Gather the lines from the material that contain "Longitude".

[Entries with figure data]
☆ ☆ ☆
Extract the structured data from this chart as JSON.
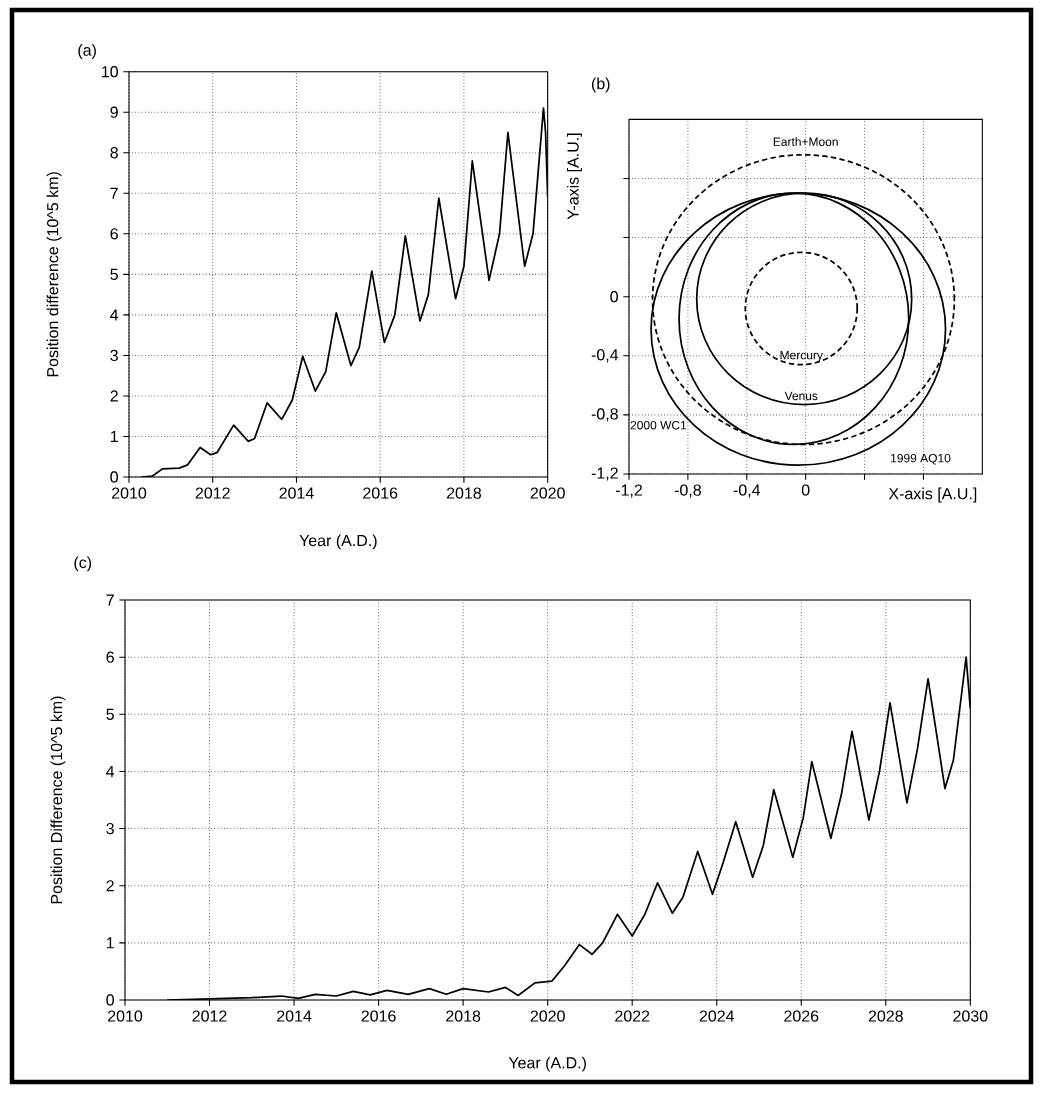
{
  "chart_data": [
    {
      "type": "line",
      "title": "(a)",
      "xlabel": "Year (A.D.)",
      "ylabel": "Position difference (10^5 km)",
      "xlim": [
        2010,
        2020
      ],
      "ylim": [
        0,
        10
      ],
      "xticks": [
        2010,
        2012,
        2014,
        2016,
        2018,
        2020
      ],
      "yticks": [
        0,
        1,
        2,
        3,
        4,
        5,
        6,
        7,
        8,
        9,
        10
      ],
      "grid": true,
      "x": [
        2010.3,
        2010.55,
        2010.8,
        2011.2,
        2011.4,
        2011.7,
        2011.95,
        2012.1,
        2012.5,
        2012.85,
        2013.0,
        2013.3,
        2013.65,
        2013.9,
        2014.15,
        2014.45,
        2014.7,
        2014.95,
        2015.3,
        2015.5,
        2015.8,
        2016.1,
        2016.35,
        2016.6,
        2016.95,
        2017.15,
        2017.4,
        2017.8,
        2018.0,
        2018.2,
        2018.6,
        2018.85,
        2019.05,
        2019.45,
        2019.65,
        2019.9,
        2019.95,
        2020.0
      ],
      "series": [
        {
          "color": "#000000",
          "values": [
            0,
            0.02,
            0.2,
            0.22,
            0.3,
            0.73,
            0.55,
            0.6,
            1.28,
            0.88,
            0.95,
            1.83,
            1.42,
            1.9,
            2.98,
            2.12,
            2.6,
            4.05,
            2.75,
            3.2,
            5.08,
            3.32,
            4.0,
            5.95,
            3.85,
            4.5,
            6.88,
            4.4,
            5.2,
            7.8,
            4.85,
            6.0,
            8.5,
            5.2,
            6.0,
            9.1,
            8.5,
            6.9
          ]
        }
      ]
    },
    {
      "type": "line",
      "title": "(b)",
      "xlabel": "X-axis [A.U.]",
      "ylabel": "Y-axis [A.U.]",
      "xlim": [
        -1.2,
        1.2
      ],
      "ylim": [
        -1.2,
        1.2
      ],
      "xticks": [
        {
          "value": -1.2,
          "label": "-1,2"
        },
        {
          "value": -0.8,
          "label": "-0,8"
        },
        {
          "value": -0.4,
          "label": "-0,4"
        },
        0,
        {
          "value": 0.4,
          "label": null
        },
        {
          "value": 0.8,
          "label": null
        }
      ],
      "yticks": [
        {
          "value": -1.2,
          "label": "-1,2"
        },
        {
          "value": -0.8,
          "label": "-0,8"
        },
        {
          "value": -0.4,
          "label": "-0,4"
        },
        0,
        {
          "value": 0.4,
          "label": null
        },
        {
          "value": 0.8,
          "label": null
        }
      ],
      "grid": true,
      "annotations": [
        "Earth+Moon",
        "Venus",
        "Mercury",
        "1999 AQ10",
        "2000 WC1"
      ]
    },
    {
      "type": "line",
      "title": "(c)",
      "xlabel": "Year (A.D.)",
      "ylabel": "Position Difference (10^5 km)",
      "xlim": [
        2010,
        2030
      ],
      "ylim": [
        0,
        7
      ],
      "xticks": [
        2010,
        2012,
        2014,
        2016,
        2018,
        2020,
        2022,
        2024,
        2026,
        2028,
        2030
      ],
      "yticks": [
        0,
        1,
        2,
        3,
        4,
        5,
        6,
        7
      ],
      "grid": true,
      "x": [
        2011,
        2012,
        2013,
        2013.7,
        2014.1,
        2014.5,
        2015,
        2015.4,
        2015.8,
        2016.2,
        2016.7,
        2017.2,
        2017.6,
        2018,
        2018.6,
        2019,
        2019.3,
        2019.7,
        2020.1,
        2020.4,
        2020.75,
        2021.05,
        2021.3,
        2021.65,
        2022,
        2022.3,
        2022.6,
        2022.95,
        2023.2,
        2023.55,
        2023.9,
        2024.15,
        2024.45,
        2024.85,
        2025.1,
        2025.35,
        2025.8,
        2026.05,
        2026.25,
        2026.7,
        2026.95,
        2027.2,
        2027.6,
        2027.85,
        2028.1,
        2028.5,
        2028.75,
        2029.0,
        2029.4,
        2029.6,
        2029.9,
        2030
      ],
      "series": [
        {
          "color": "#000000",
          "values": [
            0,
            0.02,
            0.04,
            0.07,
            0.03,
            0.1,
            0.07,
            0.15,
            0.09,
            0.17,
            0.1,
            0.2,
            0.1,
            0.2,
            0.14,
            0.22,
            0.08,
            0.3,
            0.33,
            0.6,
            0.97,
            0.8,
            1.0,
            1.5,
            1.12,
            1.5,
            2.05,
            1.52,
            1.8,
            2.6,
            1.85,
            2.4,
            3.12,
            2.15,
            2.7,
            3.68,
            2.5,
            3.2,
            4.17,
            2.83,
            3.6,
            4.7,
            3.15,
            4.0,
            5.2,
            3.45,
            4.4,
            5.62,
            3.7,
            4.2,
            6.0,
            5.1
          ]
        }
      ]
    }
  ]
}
☆ ☆ ☆
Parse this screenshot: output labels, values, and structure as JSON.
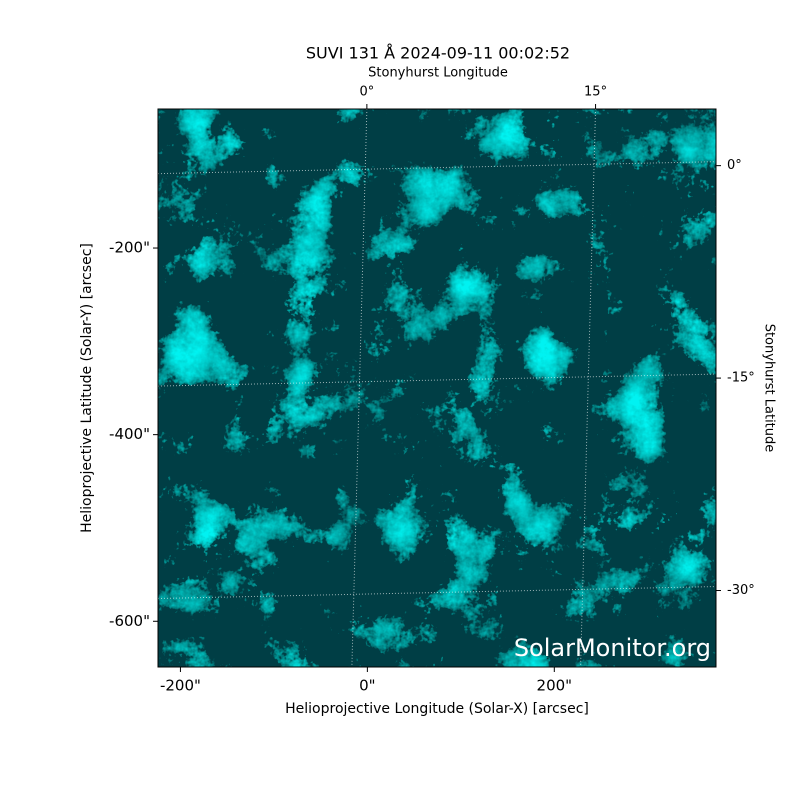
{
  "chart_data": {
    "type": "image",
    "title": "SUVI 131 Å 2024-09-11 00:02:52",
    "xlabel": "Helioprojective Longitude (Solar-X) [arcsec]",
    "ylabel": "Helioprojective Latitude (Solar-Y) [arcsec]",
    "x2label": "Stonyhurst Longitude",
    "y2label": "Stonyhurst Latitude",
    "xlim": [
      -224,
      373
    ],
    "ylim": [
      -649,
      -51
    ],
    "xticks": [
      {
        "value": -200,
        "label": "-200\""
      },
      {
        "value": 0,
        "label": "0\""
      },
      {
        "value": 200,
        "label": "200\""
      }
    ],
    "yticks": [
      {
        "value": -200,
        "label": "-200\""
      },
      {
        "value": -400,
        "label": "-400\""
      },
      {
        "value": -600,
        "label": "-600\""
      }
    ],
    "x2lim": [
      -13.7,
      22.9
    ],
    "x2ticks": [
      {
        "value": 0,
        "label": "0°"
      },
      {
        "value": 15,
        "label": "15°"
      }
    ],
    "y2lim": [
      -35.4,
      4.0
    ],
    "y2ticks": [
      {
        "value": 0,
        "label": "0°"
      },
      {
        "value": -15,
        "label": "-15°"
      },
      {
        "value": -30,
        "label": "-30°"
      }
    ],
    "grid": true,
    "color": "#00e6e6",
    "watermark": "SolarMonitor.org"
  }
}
☆ ☆ ☆
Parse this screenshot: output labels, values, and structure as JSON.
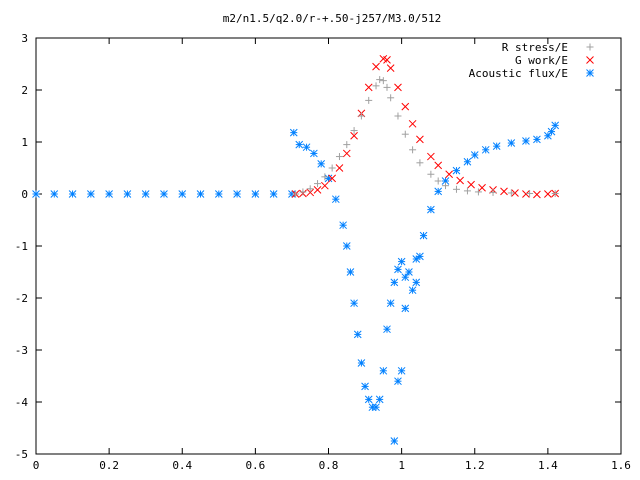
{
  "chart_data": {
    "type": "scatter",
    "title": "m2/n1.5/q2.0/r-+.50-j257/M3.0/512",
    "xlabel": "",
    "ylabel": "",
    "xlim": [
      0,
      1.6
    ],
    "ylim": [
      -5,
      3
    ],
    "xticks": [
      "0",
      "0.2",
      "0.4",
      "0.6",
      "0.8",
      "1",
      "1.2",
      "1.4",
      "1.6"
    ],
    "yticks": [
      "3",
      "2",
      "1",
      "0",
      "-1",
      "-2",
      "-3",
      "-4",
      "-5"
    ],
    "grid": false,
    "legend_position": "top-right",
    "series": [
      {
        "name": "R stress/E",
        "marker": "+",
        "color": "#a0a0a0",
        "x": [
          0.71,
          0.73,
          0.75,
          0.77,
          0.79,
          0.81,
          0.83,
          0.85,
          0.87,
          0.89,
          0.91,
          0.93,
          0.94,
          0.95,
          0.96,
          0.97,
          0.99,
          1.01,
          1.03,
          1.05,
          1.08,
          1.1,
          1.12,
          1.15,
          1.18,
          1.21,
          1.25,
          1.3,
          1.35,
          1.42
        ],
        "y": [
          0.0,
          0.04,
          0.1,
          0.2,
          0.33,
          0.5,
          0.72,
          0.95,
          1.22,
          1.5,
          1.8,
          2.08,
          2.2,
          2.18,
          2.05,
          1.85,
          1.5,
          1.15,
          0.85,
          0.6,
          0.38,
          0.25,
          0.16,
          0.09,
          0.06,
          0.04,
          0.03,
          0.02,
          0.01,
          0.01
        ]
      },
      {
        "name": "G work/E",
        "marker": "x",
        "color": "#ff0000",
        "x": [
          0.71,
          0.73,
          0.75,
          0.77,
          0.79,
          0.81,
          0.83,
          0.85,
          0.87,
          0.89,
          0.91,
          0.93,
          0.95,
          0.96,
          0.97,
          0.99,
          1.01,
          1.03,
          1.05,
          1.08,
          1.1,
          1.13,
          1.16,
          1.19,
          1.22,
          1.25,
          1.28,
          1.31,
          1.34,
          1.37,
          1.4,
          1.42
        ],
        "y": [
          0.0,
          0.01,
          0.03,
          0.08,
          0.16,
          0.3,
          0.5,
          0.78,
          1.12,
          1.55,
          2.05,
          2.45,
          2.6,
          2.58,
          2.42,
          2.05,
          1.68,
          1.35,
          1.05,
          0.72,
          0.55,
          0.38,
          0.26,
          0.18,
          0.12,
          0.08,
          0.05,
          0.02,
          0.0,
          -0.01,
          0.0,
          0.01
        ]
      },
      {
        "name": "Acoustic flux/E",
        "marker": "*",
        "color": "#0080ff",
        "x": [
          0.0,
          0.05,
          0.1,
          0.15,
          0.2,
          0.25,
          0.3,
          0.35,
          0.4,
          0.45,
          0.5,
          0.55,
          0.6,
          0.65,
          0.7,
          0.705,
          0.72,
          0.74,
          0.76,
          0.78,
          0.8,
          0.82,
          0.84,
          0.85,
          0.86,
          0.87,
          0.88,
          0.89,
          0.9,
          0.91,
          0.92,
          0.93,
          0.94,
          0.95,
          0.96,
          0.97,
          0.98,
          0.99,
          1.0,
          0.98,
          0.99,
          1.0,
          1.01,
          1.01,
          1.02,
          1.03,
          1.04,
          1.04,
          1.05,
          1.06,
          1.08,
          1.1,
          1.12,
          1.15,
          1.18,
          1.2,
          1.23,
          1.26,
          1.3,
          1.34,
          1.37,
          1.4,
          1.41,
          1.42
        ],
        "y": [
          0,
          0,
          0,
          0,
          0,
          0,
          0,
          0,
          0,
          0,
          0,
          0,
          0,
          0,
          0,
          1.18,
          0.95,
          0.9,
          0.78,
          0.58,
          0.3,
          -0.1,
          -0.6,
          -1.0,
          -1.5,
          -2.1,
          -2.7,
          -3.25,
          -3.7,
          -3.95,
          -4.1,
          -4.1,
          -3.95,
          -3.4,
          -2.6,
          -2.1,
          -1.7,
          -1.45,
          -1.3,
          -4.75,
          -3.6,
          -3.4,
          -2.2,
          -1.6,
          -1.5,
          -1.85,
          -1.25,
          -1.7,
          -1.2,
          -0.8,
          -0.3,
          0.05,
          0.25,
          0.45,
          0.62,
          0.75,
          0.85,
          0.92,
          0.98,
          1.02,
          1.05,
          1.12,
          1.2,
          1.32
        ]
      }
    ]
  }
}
☆ ☆ ☆
• [Response to the task]
    "xlabel": "Helioprojective Longitude (Solar-X) [arcsec]",
    "x2label": "Stonyhurst Longitude",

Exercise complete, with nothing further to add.